Exercise requirements:
Narrow the data below down to the lines containing "TURISTIK".

Entries:
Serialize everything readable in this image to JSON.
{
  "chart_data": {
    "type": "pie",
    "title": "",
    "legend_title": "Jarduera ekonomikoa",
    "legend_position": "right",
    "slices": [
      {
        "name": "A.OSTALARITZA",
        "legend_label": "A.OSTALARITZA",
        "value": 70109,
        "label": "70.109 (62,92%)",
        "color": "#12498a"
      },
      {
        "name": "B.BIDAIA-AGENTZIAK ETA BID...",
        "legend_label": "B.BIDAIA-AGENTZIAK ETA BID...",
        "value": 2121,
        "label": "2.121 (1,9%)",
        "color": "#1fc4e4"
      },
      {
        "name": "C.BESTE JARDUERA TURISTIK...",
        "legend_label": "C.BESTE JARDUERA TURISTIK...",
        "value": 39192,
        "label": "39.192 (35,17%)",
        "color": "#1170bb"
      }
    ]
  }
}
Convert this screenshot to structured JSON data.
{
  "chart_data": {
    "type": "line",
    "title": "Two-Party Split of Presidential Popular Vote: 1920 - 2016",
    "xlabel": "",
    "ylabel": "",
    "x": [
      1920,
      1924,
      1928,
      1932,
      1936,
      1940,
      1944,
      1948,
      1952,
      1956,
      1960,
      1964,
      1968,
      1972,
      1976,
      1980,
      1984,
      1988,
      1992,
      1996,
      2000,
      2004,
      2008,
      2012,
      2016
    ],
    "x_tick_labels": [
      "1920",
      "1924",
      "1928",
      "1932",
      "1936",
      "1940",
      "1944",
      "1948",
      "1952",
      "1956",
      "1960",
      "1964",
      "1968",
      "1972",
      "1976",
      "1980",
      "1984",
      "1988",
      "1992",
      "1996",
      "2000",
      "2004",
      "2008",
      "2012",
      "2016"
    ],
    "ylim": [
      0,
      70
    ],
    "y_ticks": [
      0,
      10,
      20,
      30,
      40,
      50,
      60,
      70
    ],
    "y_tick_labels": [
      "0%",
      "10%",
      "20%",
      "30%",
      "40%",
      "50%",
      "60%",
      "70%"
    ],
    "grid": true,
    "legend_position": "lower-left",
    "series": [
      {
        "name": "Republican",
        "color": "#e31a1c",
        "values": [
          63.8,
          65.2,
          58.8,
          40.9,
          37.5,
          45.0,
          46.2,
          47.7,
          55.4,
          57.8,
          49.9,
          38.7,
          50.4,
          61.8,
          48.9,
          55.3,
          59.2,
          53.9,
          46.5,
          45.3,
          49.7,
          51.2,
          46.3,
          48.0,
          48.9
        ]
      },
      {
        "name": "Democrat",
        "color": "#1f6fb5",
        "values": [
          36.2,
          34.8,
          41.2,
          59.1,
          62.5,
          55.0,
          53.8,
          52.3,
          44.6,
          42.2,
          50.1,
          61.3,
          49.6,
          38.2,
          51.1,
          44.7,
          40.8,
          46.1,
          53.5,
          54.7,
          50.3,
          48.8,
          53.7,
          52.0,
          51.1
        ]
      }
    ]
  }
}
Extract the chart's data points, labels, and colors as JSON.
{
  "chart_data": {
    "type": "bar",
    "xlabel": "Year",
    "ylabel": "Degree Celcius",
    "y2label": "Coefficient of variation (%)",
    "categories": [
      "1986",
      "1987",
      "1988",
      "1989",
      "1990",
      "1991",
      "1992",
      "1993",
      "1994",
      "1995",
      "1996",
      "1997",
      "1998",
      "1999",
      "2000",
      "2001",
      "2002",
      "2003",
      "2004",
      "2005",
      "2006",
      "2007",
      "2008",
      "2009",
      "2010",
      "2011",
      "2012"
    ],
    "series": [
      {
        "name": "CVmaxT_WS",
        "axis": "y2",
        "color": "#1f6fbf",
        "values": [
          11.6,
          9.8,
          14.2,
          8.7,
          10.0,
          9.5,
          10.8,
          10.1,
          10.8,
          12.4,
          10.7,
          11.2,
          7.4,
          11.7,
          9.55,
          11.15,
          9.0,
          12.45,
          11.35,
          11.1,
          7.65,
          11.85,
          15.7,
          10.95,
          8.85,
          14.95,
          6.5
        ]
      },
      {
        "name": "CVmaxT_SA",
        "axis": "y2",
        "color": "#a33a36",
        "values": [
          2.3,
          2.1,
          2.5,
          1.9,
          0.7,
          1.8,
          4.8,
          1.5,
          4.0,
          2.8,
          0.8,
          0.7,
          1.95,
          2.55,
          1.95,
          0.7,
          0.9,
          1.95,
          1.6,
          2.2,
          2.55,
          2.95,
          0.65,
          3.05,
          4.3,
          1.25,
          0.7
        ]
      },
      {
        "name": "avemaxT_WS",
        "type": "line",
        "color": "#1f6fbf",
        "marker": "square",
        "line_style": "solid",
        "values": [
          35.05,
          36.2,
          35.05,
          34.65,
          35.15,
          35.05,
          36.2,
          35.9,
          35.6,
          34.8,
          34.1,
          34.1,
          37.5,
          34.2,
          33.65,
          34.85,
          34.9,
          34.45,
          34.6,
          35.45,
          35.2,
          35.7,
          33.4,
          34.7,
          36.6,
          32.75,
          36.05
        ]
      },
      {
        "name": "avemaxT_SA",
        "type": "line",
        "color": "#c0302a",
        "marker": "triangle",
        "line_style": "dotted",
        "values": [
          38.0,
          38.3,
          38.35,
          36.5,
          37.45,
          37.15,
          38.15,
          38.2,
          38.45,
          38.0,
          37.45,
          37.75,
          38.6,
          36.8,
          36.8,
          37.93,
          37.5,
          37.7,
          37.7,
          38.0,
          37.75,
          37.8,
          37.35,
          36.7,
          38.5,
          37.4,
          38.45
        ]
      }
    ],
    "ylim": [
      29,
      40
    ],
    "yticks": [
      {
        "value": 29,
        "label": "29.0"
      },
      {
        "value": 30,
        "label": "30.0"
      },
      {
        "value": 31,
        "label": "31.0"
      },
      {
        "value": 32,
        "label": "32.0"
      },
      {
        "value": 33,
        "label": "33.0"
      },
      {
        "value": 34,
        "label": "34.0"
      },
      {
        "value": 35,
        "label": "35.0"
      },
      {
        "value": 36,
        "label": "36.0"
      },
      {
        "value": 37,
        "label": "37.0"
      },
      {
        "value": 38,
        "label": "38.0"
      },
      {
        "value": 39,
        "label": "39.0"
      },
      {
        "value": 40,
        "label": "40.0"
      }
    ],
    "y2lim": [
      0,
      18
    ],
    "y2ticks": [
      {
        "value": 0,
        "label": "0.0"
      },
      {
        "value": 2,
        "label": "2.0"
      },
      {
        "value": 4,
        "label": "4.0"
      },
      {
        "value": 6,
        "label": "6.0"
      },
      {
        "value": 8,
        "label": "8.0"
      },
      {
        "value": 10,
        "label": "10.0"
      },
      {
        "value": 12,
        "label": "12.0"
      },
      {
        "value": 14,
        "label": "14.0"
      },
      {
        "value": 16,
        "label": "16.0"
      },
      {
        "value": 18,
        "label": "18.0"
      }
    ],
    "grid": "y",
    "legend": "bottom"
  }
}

Final result:
        "name": "C.BESTE JARDUERA TURISTIK...",
        "legend_label": "C.BESTE JARDUERA TURISTIK...",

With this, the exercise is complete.